### 作答指示
a: 根據這篇 ES7.x 筆記回答下列問題:
(i) 用 index 寫入時,若文檔已經存在,會發生什麼?
(ii) es 默認的分詞器是哪一個?
(iii) 單詞詞典可以用哪兩種方法實現高性能的插入與查詢?
b: 請將這篇 ES7.x 筆記中自「1.        倒排索引有兩個部分」起至「2. 詞頻:TF,一個單詞在文檔中出現的次數,用於相關性評分。」止的一段照原文重新抄寫。
c: 請把這篇 ES7.x 筆記中以「index與create的區別」開頭的那一段改寫成條列,保留其主要內容。

ES7.x,相關摘要【更新完畢,更新至分詞器】

前言:

現在是2019.10.11,最近工作比較忙,小竈時間比較少,現在工作結束,可以繼續學習了,敲開心!

  1. index與create的區別:  index的功能比create強一點,也是爲什麼廣泛使用的原因,他的作用是如果文檔不存在,則索引新的文檔,如果文檔已經存在,則會刪除現有文檔,新的文檔會被索引,並且版本號verson會被+1。這點和update還是有區別的。
  2. index與update的卻別: update方法不會像index一樣刪除原來的文檔,而是實現真正的數據更新,但是如果使用update方法,在請求體body中就要指明doc字段,例如
    POST user/_update/1
    {
        "doc":{
            "name":"xxx"
        }
    }

    下面是簡單的crud操作

    POST user/_doc
    {
      "user":"Mike",
      "post_date" : "2019-10-11 17:44:00",
      "message" : "trying out kibana"
    }
    
    PUT user/_doc/1     //這裏會默認使用index方式
    {
      "user":"Mike",
      "post_date" : "2019-10-11 17:44:00",
      "message" : "trying out kibana"
    }
    
    GET user/_doc/1
    
    //指定方式,因爲mike之前已經創建過了,又使用create方式,所以會報錯
    PUT user/_doc/1?op_type=create   
    {
       "user":"Mike",
      "post_date" : "2019-10-11 17:44:00",
      "message" : "trying out kibana"
    }

     

2019-10-12

  1. 正排索引:舉個栗子,書本的章節與目錄的關係,看到第幾頁,你就知道第幾章了,這就是正派索引,在搜索引擎中對應的就是-文檔id與文檔內容和單詞的關聯。
  2. 倒排索引: 舉個栗子,書本的單詞,出現在第幾頁,根據單詞,你就知道所在頁面,在搜索引擎中就是單詞到文檔id的對應關係。

          上圖左側是正排索引,右側爲倒排索引

  1.        倒排索引有兩個部分
    1. 單詞詞典:記錄文檔所有的單詞,以及單詞與倒排列表的關聯關係。(單詞詞典一般比較大,可以使用B+樹或哈希拉鍊法來實現高性能的插入與查詢)
    2. 倒排列表:記錄了單詞與對應文檔的結合,由倒排索引項組成。倒排索引項包含一下幾點:
      1. 文檔id
      2. 詞頻:TF,一個單詞在文檔中出現的次數,用於相關性評分。
      3. 位置:單詞在文檔中出現的位置,用於語句搜索,(phrase query)
      4. 偏移:記錄單詞的開始結束位置,實現高亮顯示。
  2.  分詞-standard
    GET _analyze
    {
      "analyzer": "standard",
      "text": "i am PHPerJiang"
    }

    es默認的分詞器是standard,以下是分詞結果

    {
      "tokens" : [
        {
          "token" : "i",
          "start_offset" : 0,
          "end_offset" : 1,
          "type" : "<ALPHANUM>",
          "position" : 0
        },
        {
          "token" : "am",
          "start_offset" : 2,
          "end_offset" : 4,
          "type" : "<ALPHANUM>",
          "position" : 1
        },
        {
          "token" : "phperjiang",
          "start_offset" : 5,
          "end_offset" : 15,
          "type" : "<ALPHANUM>",
          "position" : 2
        }
      ]
    }

    standard分詞器會去除符號,並將大寫轉換爲小寫,然後根據空格進行分詞

  3. 分詞-whitespace

    GET _analyze
    {
      "analyzer": "whitespace",
      "text": "33 i am PHPer-jiang,i am so good。"

帶框元素條目
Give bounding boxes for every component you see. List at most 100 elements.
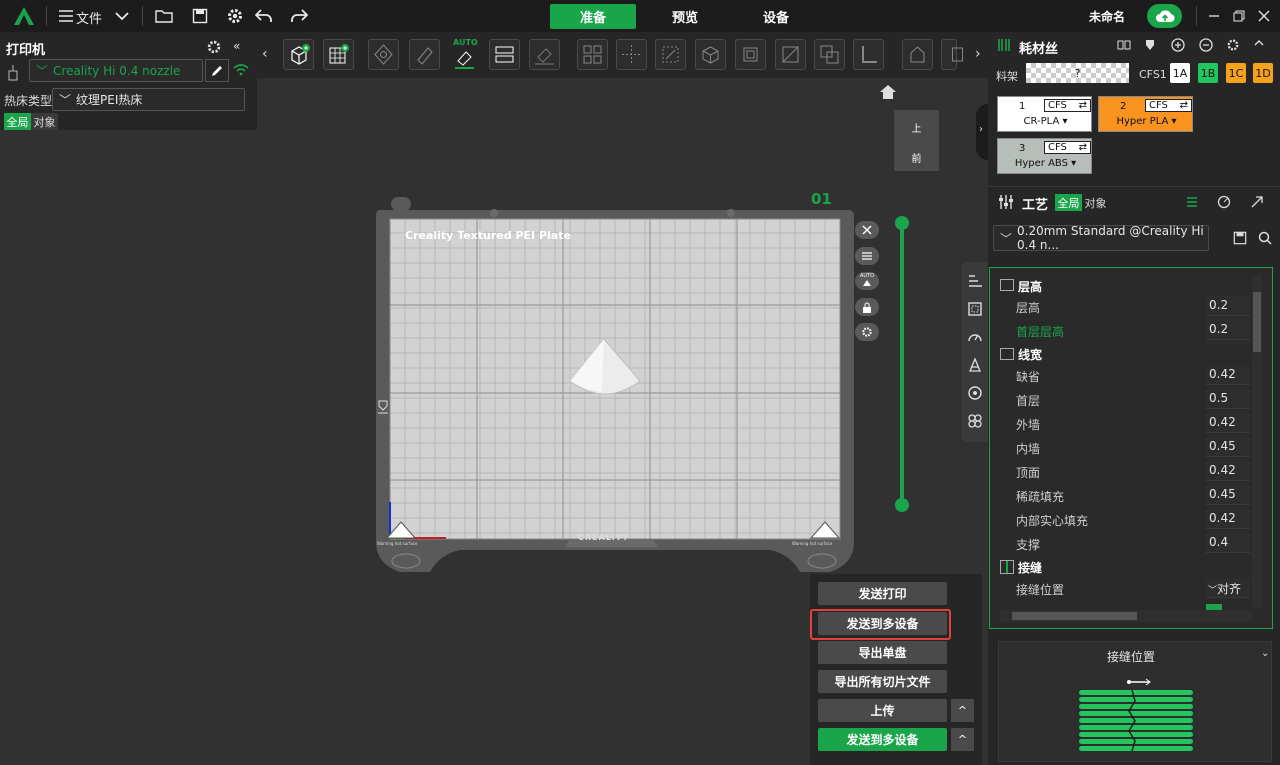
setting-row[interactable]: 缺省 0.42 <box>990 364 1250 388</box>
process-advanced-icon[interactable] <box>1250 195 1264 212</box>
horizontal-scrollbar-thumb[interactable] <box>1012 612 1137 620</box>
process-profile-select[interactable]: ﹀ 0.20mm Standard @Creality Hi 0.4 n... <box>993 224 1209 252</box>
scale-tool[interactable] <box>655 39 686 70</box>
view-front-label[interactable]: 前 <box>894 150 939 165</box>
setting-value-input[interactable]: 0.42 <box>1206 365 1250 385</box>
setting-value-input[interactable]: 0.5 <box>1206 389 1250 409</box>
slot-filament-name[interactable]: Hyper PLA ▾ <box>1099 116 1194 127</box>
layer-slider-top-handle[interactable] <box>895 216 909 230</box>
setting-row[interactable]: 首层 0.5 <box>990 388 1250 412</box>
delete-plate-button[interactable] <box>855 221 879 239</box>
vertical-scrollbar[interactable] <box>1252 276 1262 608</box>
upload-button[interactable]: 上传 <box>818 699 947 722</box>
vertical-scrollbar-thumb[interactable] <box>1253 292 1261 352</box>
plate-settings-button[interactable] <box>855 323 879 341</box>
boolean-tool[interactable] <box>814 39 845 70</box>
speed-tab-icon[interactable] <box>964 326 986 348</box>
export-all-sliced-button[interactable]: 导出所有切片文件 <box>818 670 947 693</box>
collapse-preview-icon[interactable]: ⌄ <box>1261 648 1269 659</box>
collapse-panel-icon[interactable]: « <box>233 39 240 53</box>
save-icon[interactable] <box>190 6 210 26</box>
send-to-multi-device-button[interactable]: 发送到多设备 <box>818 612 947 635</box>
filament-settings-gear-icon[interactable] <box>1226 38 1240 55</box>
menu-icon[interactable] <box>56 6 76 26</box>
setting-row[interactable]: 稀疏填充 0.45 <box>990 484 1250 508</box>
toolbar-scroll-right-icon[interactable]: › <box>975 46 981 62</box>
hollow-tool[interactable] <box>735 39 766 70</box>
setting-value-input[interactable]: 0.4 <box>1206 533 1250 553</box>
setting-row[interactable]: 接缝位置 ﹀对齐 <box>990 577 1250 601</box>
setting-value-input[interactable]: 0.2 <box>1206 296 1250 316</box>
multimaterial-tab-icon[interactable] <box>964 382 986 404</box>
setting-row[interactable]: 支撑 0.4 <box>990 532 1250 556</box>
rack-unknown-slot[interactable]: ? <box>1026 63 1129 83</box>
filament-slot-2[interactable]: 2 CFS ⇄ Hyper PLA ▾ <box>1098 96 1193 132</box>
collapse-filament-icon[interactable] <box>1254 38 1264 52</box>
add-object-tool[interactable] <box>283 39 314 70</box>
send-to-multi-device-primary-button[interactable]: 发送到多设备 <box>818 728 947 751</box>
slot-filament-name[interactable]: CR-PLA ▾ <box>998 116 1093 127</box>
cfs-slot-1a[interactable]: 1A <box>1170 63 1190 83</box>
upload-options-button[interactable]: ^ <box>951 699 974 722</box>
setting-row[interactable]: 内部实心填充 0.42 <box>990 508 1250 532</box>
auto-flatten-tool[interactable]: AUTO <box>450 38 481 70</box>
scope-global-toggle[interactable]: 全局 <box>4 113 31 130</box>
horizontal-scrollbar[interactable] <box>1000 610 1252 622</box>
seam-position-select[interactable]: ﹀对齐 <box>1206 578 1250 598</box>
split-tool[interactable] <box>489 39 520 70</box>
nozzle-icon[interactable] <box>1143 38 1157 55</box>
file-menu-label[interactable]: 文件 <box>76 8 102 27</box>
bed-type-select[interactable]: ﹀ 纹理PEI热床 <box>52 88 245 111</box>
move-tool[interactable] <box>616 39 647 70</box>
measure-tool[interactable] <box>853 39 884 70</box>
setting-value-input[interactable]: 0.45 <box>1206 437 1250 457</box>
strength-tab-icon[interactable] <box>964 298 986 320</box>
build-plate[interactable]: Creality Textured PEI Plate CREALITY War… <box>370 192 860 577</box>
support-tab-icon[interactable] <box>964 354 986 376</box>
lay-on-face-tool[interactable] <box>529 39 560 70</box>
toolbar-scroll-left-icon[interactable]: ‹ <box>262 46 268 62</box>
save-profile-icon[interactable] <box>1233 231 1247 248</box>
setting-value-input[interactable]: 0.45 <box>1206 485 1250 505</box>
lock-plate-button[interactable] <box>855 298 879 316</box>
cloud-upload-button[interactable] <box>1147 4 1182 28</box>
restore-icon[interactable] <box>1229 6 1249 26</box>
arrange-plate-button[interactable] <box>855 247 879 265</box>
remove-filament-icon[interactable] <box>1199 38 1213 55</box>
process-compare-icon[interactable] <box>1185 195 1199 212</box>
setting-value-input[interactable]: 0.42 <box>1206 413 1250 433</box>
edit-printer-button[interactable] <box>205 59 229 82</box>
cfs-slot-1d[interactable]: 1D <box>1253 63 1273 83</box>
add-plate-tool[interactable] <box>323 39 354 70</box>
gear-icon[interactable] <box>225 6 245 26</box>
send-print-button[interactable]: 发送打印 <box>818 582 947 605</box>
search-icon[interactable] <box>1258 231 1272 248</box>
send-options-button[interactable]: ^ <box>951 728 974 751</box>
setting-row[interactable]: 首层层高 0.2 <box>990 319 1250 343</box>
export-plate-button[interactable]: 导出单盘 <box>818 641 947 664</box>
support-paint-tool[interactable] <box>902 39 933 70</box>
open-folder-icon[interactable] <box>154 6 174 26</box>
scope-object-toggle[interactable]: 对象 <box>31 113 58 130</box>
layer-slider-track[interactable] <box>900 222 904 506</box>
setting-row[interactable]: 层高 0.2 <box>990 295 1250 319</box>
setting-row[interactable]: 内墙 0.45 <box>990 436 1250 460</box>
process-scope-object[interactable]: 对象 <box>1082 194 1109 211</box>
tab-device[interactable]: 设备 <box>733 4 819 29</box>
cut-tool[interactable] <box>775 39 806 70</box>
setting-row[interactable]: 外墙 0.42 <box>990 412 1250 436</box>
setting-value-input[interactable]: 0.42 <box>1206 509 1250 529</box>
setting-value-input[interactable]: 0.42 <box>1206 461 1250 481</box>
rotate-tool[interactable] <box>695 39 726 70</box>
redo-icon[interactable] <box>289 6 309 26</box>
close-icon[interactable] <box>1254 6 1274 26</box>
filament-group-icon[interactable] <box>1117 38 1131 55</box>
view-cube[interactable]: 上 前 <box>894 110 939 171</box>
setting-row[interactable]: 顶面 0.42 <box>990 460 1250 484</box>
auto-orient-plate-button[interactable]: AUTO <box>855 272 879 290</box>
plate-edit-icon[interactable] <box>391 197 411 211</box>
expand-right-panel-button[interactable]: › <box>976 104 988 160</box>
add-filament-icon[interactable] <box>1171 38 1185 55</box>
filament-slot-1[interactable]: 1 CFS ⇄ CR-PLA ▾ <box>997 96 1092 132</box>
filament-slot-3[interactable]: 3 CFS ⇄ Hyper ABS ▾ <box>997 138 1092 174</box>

### 參考答案
a:
(i) 刪除現有文檔,索引新的文檔,並將版本號加 1。
(ii) standard。
(iii) B+樹或哈希拉鍊法。

b:
1.        倒排索引有兩個部分
    1. 單詞詞典:記錄文檔所有的單詞,以及單詞與倒排列表的關聯關係。(單詞詞典一般比較大,可以使用B+樹或哈希拉鍊法來實現高性能的插入與查詢)
    2. 倒排列表:記錄了單詞與對應文檔的結合,由倒排索引項組成。倒排索引項包含一下幾點:
      1. 文檔id
      2. 詞頻:TF,一個單詞在文檔中出現的次數,用於相關性評分。

c:
- index 的功能比 create 強一點,因此使用廣泛。
- 文檔不存在時,index 會索引新的文檔。
- 文檔已存在時,index 會刪除現有文檔,再索引新的文檔,版本號加 1。
- 這一點與 update 有區別。